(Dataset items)
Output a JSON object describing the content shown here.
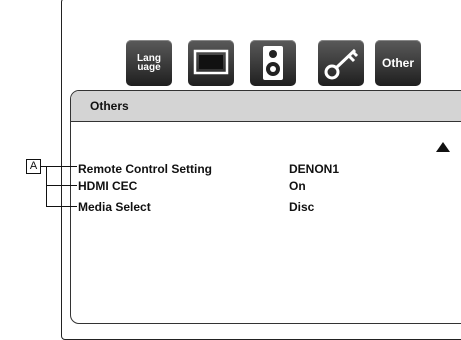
{
  "toolbar": {
    "language_label": "Lang\nuage",
    "other_label": "Other"
  },
  "panel": {
    "title": "Others",
    "rows": [
      {
        "label": "Remote Control Setting",
        "value": "DENON1"
      },
      {
        "label": "HDMI CEC",
        "value": "On"
      },
      {
        "label": "Media Select",
        "value": "Disc"
      }
    ]
  },
  "callout": {
    "letter": "A"
  },
  "icons": [
    "language-icon",
    "display-icon",
    "speaker-icon",
    "key-icon",
    "other-icon",
    "scroll-up-icon"
  ]
}
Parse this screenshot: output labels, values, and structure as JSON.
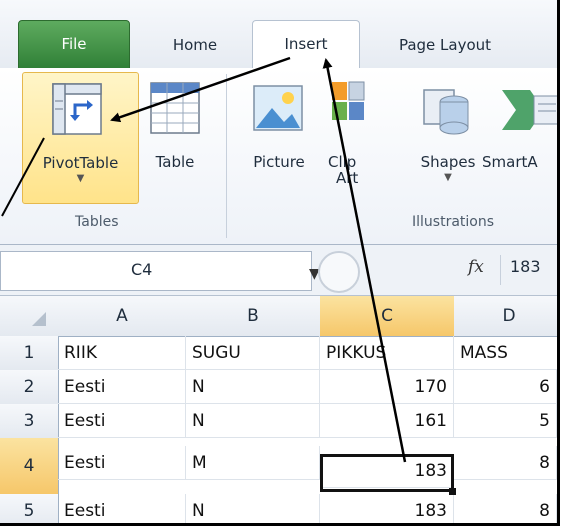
{
  "tabs": {
    "file": "File",
    "home": "Home",
    "insert": "Insert",
    "page_layout": "Page Layout"
  },
  "ribbon": {
    "tables_group": "Tables",
    "illustrations_group": "Illustrations",
    "pivottable": "PivotTable",
    "table": "Table",
    "picture": "Picture",
    "clip_art_1": "Clip",
    "clip_art_2": "Art",
    "shapes": "Shapes",
    "smartart": "SmartA"
  },
  "formula_bar": {
    "name_box": "C4",
    "fx": "fx",
    "value": "183"
  },
  "grid": {
    "columns": [
      "A",
      "B",
      "C",
      "D"
    ],
    "selected_column": "C",
    "selected_row": "4",
    "rows": [
      {
        "num": "1",
        "a": "RIIK",
        "b": "SUGU",
        "c": "PIKKUS",
        "d": "MASS"
      },
      {
        "num": "2",
        "a": "Eesti",
        "b": "N",
        "c": "170",
        "d": "6"
      },
      {
        "num": "3",
        "a": "Eesti",
        "b": "N",
        "c": "161",
        "d": "5"
      },
      {
        "num": "4",
        "a": "Eesti",
        "b": "M",
        "c": "183",
        "d": "8"
      },
      {
        "num": "5",
        "a": "Eesti",
        "b": "N",
        "c": "183",
        "d": "8"
      }
    ]
  },
  "colors": {
    "file_tab": "#3a8a3f",
    "selection_header": "#f6c76a",
    "pivot_highlight": "#ffe38a"
  }
}
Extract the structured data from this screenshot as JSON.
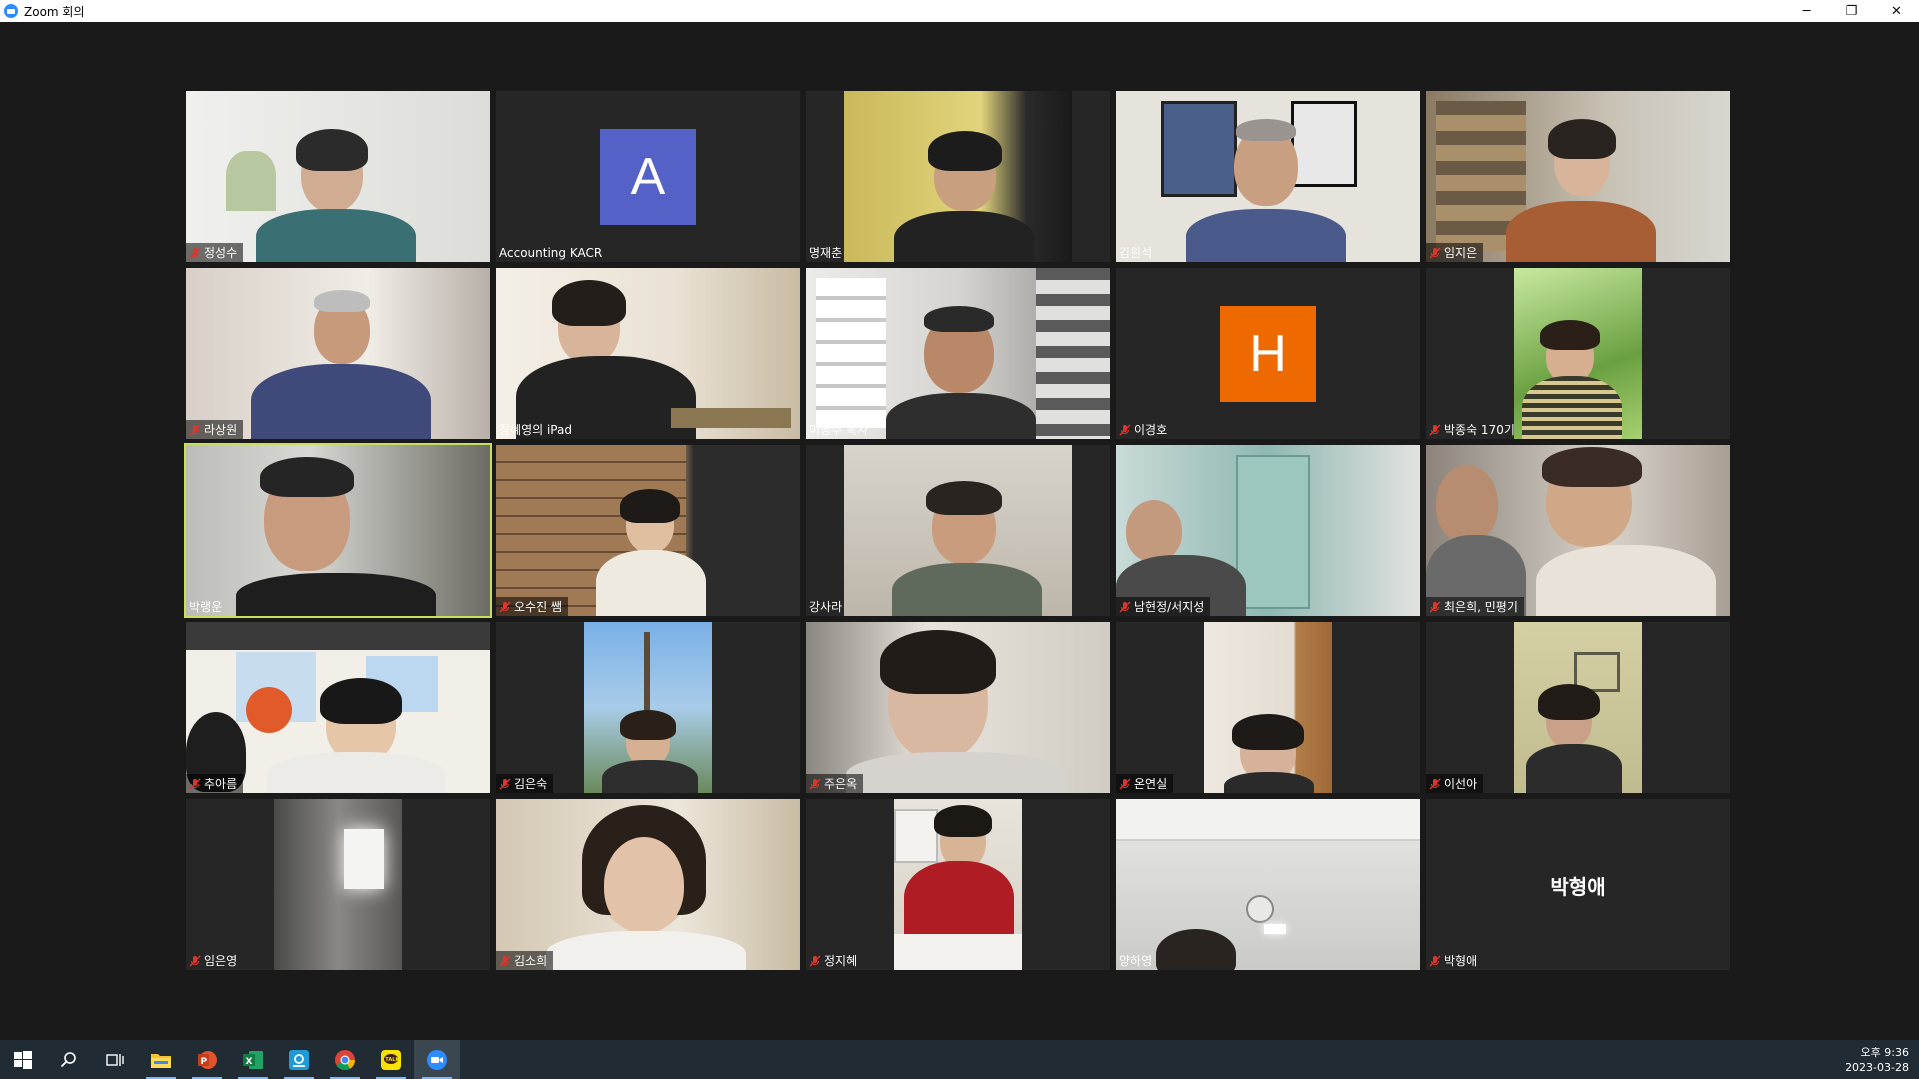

◆ **Short problem**
Every entry must be written out exactly, with all pictures left out.

◆ **In response**
Output a JSON object describing the content shown here.
{
  "toolbar": {
    "language_label": "Lang\nuage",
    "other_label": "Other"
  },
  "panel": {
    "title": "Others",
    "rows": [
      {
        "label": "Remote Control Setting",
        "value": "DENON1"
      },
      {
        "label": "HDMI CEC",
        "value": "On"
      },
      {
        "label": "Media Select",
        "value": "Disc"
      }
    ]
  },
  "callout": {
    "letter": "A"
  },
  "icons": [
    "language-icon",
    "display-icon",
    "speaker-icon",
    "key-icon",
    "other-icon",
    "scroll-up-icon"
  ]
}
Parse this screenshot: output labels, values, and structure as JSON.
{
  "tabs": {
    "file": "File",
    "home": "Home",
    "insert": "Insert",
    "page_layout": "Page Layout"
  },
  "ribbon": {
    "tables_group": "Tables",
    "illustrations_group": "Illustrations",
    "pivottable": "PivotTable",
    "table": "Table",
    "picture": "Picture",
    "clip_art_1": "Clip",
    "clip_art_2": "Art",
    "shapes": "Shapes",
    "smartart": "SmartA"
  },
  "formula_bar": {
    "name_box": "C4",
    "fx": "fx",
    "value": "183"
  },
  "grid": {
    "columns": [
      "A",
      "B",
      "C",
      "D"
    ],
    "selected_column": "C",
    "selected_row": "4",
    "rows": [
      {
        "num": "1",
        "a": "RIIK",
        "b": "SUGU",
        "c": "PIKKUS",
        "d": "MASS"
      },
      {
        "num": "2",
        "a": "Eesti",
        "b": "N",
        "c": "170",
        "d": "6"
      },
      {
        "num": "3",
        "a": "Eesti",
        "b": "N",
        "c": "161",
        "d": "5"
      },
      {
        "num": "4",
        "a": "Eesti",
        "b": "M",
        "c": "183",
        "d": "8"
      },
      {
        "num": "5",
        "a": "Eesti",
        "b": "N",
        "c": "183",
        "d": "8"
      }
    ]
  },
  "colors": {
    "file_tab": "#3a8a3f",
    "selection_header": "#f6c76a",
    "pivot_highlight": "#ffe38a"
  }
}
Extract the structured data from this screenshot as JSON.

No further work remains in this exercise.